* Begin DATA PROVIDED *

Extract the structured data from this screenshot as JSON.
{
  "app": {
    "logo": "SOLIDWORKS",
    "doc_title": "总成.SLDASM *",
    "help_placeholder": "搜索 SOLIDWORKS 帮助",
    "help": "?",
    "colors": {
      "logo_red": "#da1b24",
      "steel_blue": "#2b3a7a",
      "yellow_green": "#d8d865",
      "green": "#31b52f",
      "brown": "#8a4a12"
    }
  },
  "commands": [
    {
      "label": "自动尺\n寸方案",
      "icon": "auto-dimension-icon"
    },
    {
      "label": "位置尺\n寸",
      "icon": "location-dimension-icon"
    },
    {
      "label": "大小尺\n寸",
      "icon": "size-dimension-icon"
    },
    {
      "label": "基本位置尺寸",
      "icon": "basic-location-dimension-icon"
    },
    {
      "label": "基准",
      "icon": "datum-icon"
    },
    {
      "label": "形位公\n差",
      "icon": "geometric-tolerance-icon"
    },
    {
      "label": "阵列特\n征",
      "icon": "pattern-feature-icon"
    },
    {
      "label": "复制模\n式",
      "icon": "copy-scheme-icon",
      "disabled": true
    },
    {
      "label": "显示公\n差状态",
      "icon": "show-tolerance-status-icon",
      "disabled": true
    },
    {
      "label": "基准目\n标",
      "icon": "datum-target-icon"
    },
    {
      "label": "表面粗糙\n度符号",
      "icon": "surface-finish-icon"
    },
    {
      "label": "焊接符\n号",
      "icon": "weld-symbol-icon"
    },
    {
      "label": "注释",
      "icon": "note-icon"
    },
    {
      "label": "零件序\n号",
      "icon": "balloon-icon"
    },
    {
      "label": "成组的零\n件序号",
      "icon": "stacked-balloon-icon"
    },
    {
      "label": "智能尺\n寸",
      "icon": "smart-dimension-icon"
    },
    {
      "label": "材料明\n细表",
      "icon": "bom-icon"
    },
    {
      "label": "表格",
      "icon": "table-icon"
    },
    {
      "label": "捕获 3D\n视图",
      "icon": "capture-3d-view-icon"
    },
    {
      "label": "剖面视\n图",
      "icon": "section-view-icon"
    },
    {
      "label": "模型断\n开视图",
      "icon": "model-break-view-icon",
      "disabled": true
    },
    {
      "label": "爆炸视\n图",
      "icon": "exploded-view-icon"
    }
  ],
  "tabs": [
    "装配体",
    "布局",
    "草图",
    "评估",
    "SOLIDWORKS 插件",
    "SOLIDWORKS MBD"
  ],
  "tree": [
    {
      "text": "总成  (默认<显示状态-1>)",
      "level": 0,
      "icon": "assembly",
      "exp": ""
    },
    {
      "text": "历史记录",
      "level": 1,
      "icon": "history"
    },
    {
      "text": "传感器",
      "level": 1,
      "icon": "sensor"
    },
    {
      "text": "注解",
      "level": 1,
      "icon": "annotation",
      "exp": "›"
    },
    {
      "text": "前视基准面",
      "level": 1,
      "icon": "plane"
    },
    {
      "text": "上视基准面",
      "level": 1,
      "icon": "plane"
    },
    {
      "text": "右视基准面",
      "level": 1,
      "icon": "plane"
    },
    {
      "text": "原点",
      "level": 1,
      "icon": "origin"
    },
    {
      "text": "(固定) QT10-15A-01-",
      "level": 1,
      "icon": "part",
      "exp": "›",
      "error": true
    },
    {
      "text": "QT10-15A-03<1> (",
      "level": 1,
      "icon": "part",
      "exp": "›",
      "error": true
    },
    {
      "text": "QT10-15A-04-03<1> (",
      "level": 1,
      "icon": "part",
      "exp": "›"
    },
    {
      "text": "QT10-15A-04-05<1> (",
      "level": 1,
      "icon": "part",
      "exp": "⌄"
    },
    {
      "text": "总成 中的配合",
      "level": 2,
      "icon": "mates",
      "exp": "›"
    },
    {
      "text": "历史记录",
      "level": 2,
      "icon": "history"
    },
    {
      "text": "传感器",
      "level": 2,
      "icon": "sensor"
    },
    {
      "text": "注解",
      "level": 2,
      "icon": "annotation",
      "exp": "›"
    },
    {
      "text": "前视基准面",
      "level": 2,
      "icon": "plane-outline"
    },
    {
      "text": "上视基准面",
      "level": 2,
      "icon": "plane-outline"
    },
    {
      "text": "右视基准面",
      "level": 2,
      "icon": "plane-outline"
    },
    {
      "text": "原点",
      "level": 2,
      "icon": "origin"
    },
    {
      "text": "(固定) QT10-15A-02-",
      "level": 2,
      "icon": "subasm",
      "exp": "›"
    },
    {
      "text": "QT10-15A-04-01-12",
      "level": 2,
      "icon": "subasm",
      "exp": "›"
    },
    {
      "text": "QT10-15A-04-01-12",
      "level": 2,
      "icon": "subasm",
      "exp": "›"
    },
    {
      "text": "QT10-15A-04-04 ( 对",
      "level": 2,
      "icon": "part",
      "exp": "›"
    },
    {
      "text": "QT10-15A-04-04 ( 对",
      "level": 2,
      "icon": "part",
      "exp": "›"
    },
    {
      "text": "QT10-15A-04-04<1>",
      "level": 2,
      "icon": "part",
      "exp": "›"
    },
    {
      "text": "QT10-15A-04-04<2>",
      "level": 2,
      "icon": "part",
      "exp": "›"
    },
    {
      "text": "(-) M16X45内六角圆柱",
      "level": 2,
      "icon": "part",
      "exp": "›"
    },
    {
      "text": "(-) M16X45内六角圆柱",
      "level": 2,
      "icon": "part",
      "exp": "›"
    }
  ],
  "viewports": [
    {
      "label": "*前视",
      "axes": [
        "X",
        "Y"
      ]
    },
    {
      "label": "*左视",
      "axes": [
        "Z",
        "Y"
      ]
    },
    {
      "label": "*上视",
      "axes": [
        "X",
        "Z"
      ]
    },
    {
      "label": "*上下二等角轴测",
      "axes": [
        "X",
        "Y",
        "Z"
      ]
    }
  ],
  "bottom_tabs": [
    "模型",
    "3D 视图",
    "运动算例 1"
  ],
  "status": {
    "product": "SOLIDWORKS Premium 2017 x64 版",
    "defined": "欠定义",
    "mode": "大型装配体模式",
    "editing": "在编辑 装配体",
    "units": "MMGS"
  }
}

* End DATA PROVIDED *

Quote the material exactly, leaving nothing out.

→ REPLY:
Extract the structured data from this screenshot as JSON.
{
  "app": {
    "logo": "SOLIDWORKS",
    "doc_title": "总成.SLDASM *",
    "help_placeholder": "搜索 SOLIDWORKS 帮助",
    "help": "?",
    "colors": {
      "logo_red": "#da1b24",
      "steel_blue": "#2b3a7a",
      "yellow_green": "#d8d865",
      "green": "#31b52f",
      "brown": "#8a4a12"
    }
  },
  "commands": [
    {
      "label": "自动尺\n寸方案",
      "icon": "auto-dimension-icon"
    },
    {
      "label": "位置尺\n寸",
      "icon": "location-dimension-icon"
    },
    {
      "label": "大小尺\n寸",
      "icon": "size-dimension-icon"
    },
    {
      "label": "基本位置尺寸",
      "icon": "basic-location-dimension-icon"
    },
    {
      "label": "基准",
      "icon": "datum-icon"
    },
    {
      "label": "形位公\n差",
      "icon": "geometric-tolerance-icon"
    },
    {
      "label": "阵列特\n征",
      "icon": "pattern-feature-icon"
    },
    {
      "label": "复制模\n式",
      "icon": "copy-scheme-icon",
      "disabled": true
    },
    {
      "label": "显示公\n差状态",
      "icon": "show-tolerance-status-icon",
      "disabled": true
    },
    {
      "label": "基准目\n标",
      "icon": "datum-target-icon"
    },
    {
      "label": "表面粗糙\n度符号",
      "icon": "surface-finish-icon"
    },
    {
      "label": "焊接符\n号",
      "icon": "weld-symbol-icon"
    },
    {
      "label": "注释",
      "icon": "note-icon"
    },
    {
      "label": "零件序\n号",
      "icon": "balloon-icon"
    },
    {
      "label": "成组的零\n件序号",
      "icon": "stacked-balloon-icon"
    },
    {
      "label": "智能尺\n寸",
      "icon": "smart-dimension-icon"
    },
    {
      "label": "材料明\n细表",
      "icon": "bom-icon"
    },
    {
      "label": "表格",
      "icon": "table-icon"
    },
    {
      "label": "捕获 3D\n视图",
      "icon": "capture-3d-view-icon"
    },
    {
      "label": "剖面视\n图",
      "icon": "section-view-icon"
    },
    {
      "label": "模型断\n开视图",
      "icon": "model-break-view-icon",
      "disabled": true
    },
    {
      "label": "爆炸视\n图",
      "icon": "exploded-view-icon"
    }
  ],
  "tabs": [
    "装配体",
    "布局",
    "草图",
    "评估",
    "SOLIDWORKS 插件",
    "SOLIDWORKS MBD"
  ],
  "tree": [
    {
      "text": "总成  (默认<显示状态-1>)",
      "level": 0,
      "icon": "assembly",
      "exp": ""
    },
    {
      "text": "历史记录",
      "level": 1,
      "icon": "history"
    },
    {
      "text": "传感器",
      "level": 1,
      "icon": "sensor"
    },
    {
      "text": "注解",
      "level": 1,
      "icon": "annotation",
      "exp": "›"
    },
    {
      "text": "前视基准面",
      "level": 1,
      "icon": "plane"
    },
    {
      "text": "上视基准面",
      "level": 1,
      "icon": "plane"
    },
    {
      "text": "右视基准面",
      "level": 1,
      "icon": "plane"
    },
    {
      "text": "原点",
      "level": 1,
      "icon": "origin"
    },
    {
      "text": "(固定) QT10-15A-01-",
      "level": 1,
      "icon": "part",
      "exp": "›",
      "error": true
    },
    {
      "text": "QT10-15A-03<1> (",
      "level": 1,
      "icon": "part",
      "exp": "›",
      "error": true
    },
    {
      "text": "QT10-15A-04-03<1> (",
      "level": 1,
      "icon": "part",
      "exp": "›"
    },
    {
      "text": "QT10-15A-04-05<1> (",
      "level": 1,
      "icon": "part",
      "exp": "⌄"
    },
    {
      "text": "总成 中的配合",
      "level": 2,
      "icon": "mates",
      "exp": "›"
    },
    {
      "text": "历史记录",
      "level": 2,
      "icon": "history"
    },
    {
      "text": "传感器",
      "level": 2,
      "icon": "sensor"
    },
    {
      "text": "注解",
      "level": 2,
      "icon": "annotation",
      "exp": "›"
    },
    {
      "text": "前视基准面",
      "level": 2,
      "icon": "plane-outline"
    },
    {
      "text": "上视基准面",
      "level": 2,
      "icon": "plane-outline"
    },
    {
      "text": "右视基准面",
      "level": 2,
      "icon": "plane-outline"
    },
    {
      "text": "原点",
      "level": 2,
      "icon": "origin"
    },
    {
      "text": "(固定) QT10-15A-02-",
      "level": 2,
      "icon": "subasm",
      "exp": "›"
    },
    {
      "text": "QT10-15A-04-01-12",
      "level": 2,
      "icon": "subasm",
      "exp": "›"
    },
    {
      "text": "QT10-15A-04-01-12",
      "level": 2,
      "icon": "subasm",
      "exp": "›"
    },
    {
      "text": "QT10-15A-04-04 ( 对",
      "level": 2,
      "icon": "part",
      "exp": "›"
    },
    {
      "text": "QT10-15A-04-04 ( 对",
      "level": 2,
      "icon": "part",
      "exp": "›"
    },
    {
      "text": "QT10-15A-04-04<1>",
      "level": 2,
      "icon": "part",
      "exp": "›"
    },
    {
      "text": "QT10-15A-04-04<2>",
      "level": 2,
      "icon": "part",
      "exp": "›"
    },
    {
      "text": "(-) M16X45内六角圆柱",
      "level": 2,
      "icon": "part",
      "exp": "›"
    },
    {
      "text": "(-) M16X45内六角圆柱",
      "level": 2,
      "icon": "part",
      "exp": "›"
    }
  ],
  "viewports": [
    {
      "label": "*前视",
      "axes": [
        "X",
        "Y"
      ]
    },
    {
      "label": "*左视",
      "axes": [
        "Z",
        "Y"
      ]
    },
    {
      "label": "*上视",
      "axes": [
        "X",
        "Z"
      ]
    },
    {
      "label": "*上下二等角轴测",
      "axes": [
        "X",
        "Y",
        "Z"
      ]
    }
  ],
  "bottom_tabs": [
    "模型",
    "3D 视图",
    "运动算例 1"
  ],
  "status": {
    "product": "SOLIDWORKS Premium 2017 x64 版",
    "defined": "欠定义",
    "mode": "大型装配体模式",
    "editing": "在编辑 装配体",
    "units": "MMGS"
  }
}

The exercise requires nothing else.